* PROVIDED ENTRIES:
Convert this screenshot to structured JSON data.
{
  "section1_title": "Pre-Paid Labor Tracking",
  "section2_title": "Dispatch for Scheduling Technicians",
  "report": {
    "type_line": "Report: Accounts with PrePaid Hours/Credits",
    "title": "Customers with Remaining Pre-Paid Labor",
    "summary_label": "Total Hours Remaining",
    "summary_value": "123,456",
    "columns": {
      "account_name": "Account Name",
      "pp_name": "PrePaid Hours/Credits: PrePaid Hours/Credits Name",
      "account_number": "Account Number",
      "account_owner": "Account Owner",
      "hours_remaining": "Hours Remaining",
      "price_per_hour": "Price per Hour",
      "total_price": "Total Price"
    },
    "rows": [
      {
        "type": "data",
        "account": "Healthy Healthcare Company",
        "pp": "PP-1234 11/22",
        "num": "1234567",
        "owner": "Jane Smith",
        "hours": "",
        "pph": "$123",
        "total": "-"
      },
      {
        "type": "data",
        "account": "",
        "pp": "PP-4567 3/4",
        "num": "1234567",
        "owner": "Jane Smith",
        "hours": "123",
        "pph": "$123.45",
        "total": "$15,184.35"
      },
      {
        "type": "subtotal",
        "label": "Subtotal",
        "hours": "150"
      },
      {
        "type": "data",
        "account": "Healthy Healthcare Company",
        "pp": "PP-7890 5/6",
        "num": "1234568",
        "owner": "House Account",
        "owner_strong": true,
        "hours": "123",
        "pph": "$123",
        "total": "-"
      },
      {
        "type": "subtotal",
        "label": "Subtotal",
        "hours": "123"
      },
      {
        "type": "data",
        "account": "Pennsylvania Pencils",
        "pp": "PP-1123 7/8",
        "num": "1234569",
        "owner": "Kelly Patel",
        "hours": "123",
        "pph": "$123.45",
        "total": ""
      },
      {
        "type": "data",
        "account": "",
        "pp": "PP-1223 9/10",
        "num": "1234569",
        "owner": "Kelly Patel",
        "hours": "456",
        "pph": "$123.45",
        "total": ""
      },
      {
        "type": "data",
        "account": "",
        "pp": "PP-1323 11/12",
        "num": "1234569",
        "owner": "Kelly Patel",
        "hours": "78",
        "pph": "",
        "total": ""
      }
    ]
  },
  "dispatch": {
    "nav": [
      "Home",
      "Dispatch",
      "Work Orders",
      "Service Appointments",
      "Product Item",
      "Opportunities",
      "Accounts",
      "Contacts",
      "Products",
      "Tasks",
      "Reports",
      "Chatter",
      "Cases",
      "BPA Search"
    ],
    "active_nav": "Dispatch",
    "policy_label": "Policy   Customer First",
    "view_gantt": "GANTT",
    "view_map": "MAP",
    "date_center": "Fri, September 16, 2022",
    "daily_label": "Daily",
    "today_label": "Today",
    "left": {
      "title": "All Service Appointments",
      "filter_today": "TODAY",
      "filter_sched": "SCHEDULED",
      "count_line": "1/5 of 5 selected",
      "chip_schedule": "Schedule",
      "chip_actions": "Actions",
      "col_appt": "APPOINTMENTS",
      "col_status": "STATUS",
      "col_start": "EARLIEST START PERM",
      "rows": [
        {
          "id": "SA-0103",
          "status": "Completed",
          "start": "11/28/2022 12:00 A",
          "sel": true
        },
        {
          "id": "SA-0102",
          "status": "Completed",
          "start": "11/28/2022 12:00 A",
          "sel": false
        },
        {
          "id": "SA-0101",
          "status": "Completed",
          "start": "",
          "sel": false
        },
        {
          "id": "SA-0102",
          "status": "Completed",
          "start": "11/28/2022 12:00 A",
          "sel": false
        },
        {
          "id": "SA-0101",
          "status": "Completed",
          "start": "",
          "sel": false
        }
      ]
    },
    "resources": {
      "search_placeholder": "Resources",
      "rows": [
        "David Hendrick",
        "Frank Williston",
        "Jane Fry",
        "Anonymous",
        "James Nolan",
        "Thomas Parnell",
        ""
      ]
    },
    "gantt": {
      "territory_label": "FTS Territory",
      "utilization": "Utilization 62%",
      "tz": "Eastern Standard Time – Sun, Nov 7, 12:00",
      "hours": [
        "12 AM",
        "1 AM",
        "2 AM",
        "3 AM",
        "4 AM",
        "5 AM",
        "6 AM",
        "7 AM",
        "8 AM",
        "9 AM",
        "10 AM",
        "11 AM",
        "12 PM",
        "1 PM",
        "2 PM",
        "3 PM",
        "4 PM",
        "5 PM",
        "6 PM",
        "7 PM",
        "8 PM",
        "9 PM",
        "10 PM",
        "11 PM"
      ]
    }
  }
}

* WHAT YOU WILL DO: Return the entries above exactly as they appear.

* SOLUTION TO THIS TASK:
Convert this screenshot to structured JSON data.
{
  "section1_title": "Pre-Paid Labor Tracking",
  "section2_title": "Dispatch for Scheduling Technicians",
  "report": {
    "type_line": "Report: Accounts with PrePaid Hours/Credits",
    "title": "Customers with Remaining Pre-Paid Labor",
    "summary_label": "Total Hours Remaining",
    "summary_value": "123,456",
    "columns": {
      "account_name": "Account Name",
      "pp_name": "PrePaid Hours/Credits: PrePaid Hours/Credits Name",
      "account_number": "Account Number",
      "account_owner": "Account Owner",
      "hours_remaining": "Hours Remaining",
      "price_per_hour": "Price per Hour",
      "total_price": "Total Price"
    },
    "rows": [
      {
        "type": "data",
        "account": "Healthy Healthcare Company",
        "pp": "PP-1234 11/22",
        "num": "1234567",
        "owner": "Jane Smith",
        "hours": "",
        "pph": "$123",
        "total": "-"
      },
      {
        "type": "data",
        "account": "",
        "pp": "PP-4567 3/4",
        "num": "1234567",
        "owner": "Jane Smith",
        "hours": "123",
        "pph": "$123.45",
        "total": "$15,184.35"
      },
      {
        "type": "subtotal",
        "label": "Subtotal",
        "hours": "150"
      },
      {
        "type": "data",
        "account": "Healthy Healthcare Company",
        "pp": "PP-7890 5/6",
        "num": "1234568",
        "owner": "House Account",
        "owner_strong": true,
        "hours": "123",
        "pph": "$123",
        "total": "-"
      },
      {
        "type": "subtotal",
        "label": "Subtotal",
        "hours": "123"
      },
      {
        "type": "data",
        "account": "Pennsylvania Pencils",
        "pp": "PP-1123 7/8",
        "num": "1234569",
        "owner": "Kelly Patel",
        "hours": "123",
        "pph": "$123.45",
        "total": ""
      },
      {
        "type": "data",
        "account": "",
        "pp": "PP-1223 9/10",
        "num": "1234569",
        "owner": "Kelly Patel",
        "hours": "456",
        "pph": "$123.45",
        "total": ""
      },
      {
        "type": "data",
        "account": "",
        "pp": "PP-1323 11/12",
        "num": "1234569",
        "owner": "Kelly Patel",
        "hours": "78",
        "pph": "",
        "total": ""
      }
    ]
  },
  "dispatch": {
    "nav": [
      "Home",
      "Dispatch",
      "Work Orders",
      "Service Appointments",
      "Product Item",
      "Opportunities",
      "Accounts",
      "Contacts",
      "Products",
      "Tasks",
      "Reports",
      "Chatter",
      "Cases",
      "BPA Search"
    ],
    "active_nav": "Dispatch",
    "policy_label": "Policy   Customer First",
    "view_gantt": "GANTT",
    "view_map": "MAP",
    "date_center": "Fri, September 16, 2022",
    "daily_label": "Daily",
    "today_label": "Today",
    "left": {
      "title": "All Service Appointments",
      "filter_today": "TODAY",
      "filter_sched": "SCHEDULED",
      "count_line": "1/5 of 5 selected",
      "chip_schedule": "Schedule",
      "chip_actions": "Actions",
      "col_appt": "APPOINTMENTS",
      "col_status": "STATUS",
      "col_start": "EARLIEST START PERM",
      "rows": [
        {
          "id": "SA-0103",
          "status": "Completed",
          "start": "11/28/2022 12:00 A",
          "sel": true
        },
        {
          "id": "SA-0102",
          "status": "Completed",
          "start": "11/28/2022 12:00 A",
          "sel": false
        },
        {
          "id": "SA-0101",
          "status": "Completed",
          "start": "",
          "sel": false
        },
        {
          "id": "SA-0102",
          "status": "Completed",
          "start": "11/28/2022 12:00 A",
          "sel": false
        },
        {
          "id": "SA-0101",
          "status": "Completed",
          "start": "",
          "sel": false
        }
      ]
    },
    "resources": {
      "search_placeholder": "Resources",
      "rows": [
        "David Hendrick",
        "Frank Williston",
        "Jane Fry",
        "Anonymous",
        "James Nolan",
        "Thomas Parnell",
        ""
      ]
    },
    "gantt": {
      "territory_label": "FTS Territory",
      "utilization": "Utilization 62%",
      "tz": "Eastern Standard Time – Sun, Nov 7, 12:00",
      "hours": [
        "12 AM",
        "1 AM",
        "2 AM",
        "3 AM",
        "4 AM",
        "5 AM",
        "6 AM",
        "7 AM",
        "8 AM",
        "9 AM",
        "10 AM",
        "11 AM",
        "12 PM",
        "1 PM",
        "2 PM",
        "3 PM",
        "4 PM",
        "5 PM",
        "6 PM",
        "7 PM",
        "8 PM",
        "9 PM",
        "10 PM",
        "11 PM"
      ]
    }
  }
}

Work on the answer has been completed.